CONSEGNE
1. Elenca le tre azioni, ciascuna con il proprio scopo, che il brano porta come esempi della mente ordinaria orientata al risultato.
2. Trascrivi la parte del brano che comincia con "La mente ordinaria" e prosegue fino a "obiettivo da raggiungere.", sostituendo "denaro" con "soldi".

BRANO DI LETTURA
Questo è ciò che il Maestro Zen Dōgen intendeva quando disse: "Studiare il buddhismo è studiare il sé. Studiare il sé è dimenticare il sé. Dimenticare il sé è essere illuminati da tutte le cose."

L'indagine, se condotta profondamente, non conduce a un accumulo di conoscenze, ma a una dissoluzione dell'indagatore stesso. E in quella dissoluzione c'è la vera comprensione.

Musutoku: la pratica senza spirito di guadagno

Un aspetto cruciale della pratica Zen, particolarmente rilevante nel lavoro con i kōan, è il concetto di musutoku (無所得), letteralmente "nessun ottenimento" o "non-acquisizione".

La mente ordinaria è sempre orientata al risultato. Facciamo le cose per ottenere qualcosa: lavoriamo per guadagnare denaro, mangiamo per saziarci, studiamo per acquisire conoscenze. Siamo costantemente proiettati verso il futuro, verso un obiettivo da raggiungere.

Questa mentalità si insinua anche nella pratica spirituale. Meditiamo per ottenere calma, pratichiamo per raggiungere l'illuminazione, lavoriamo sui kōan per avere il satori. Ma questa stessa orientazione al risultato è parte del problema, non della soluzione.

MATERIALE FORNITO

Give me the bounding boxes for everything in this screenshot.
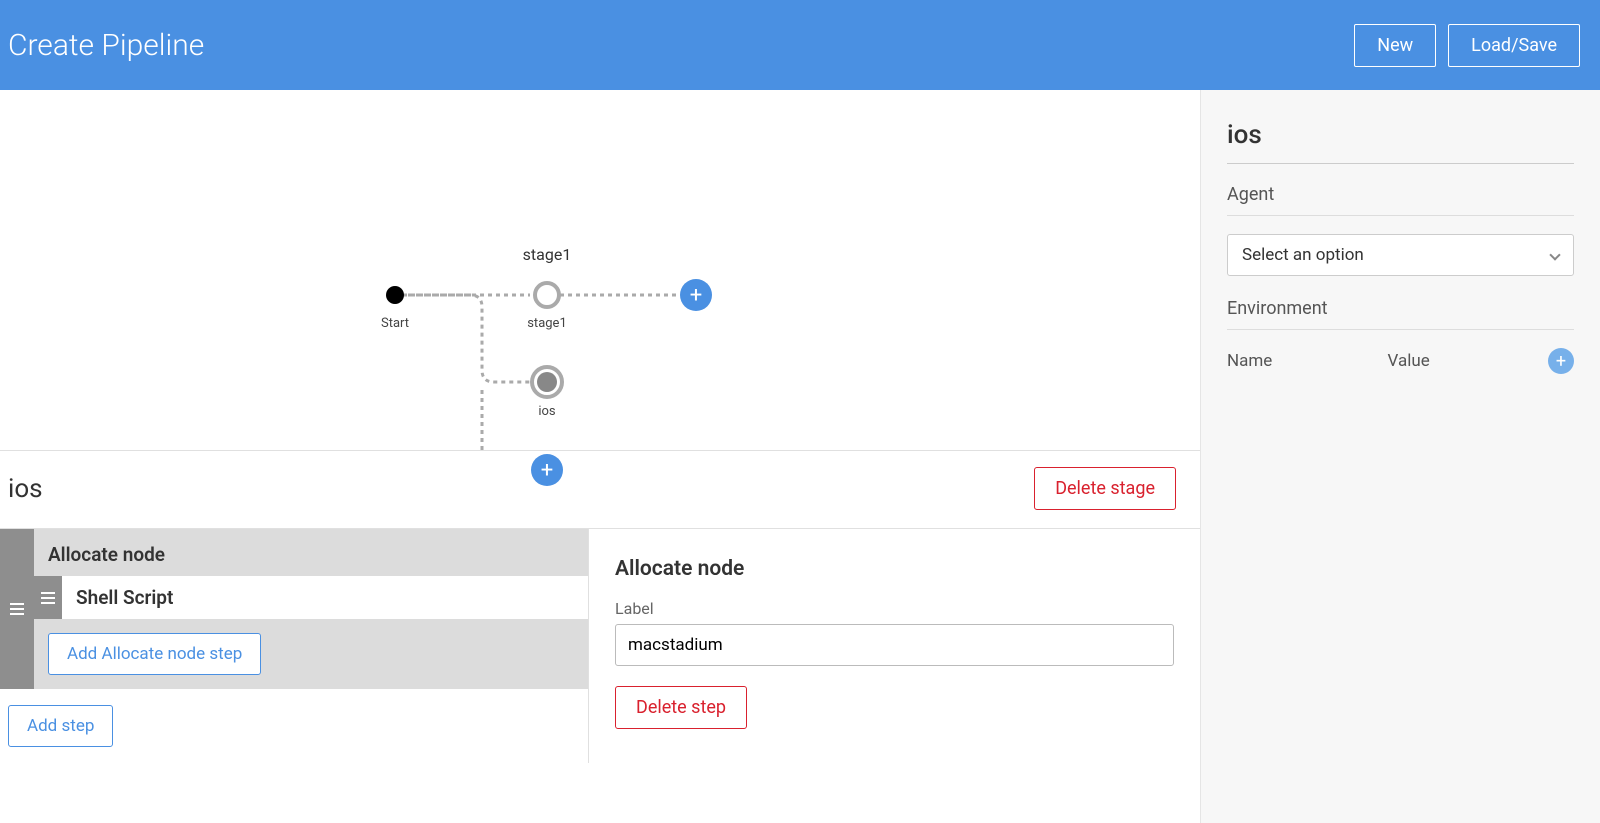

RISPOSTE SCRITTE
1.
- lavoriamo per guadagnare denaro
- mangiamo per saziarci
- studiamo per acquisire conoscenze

2.
La mente ordinaria è sempre orientata al risultato. Facciamo le cose per ottenere qualcosa: lavoriamo per guadagnare soldi, mangiamo per saziarci, studiamo per acquisire conoscenze. Siamo costantemente proiettati verso il futuro, verso un obiettivo da raggiungere.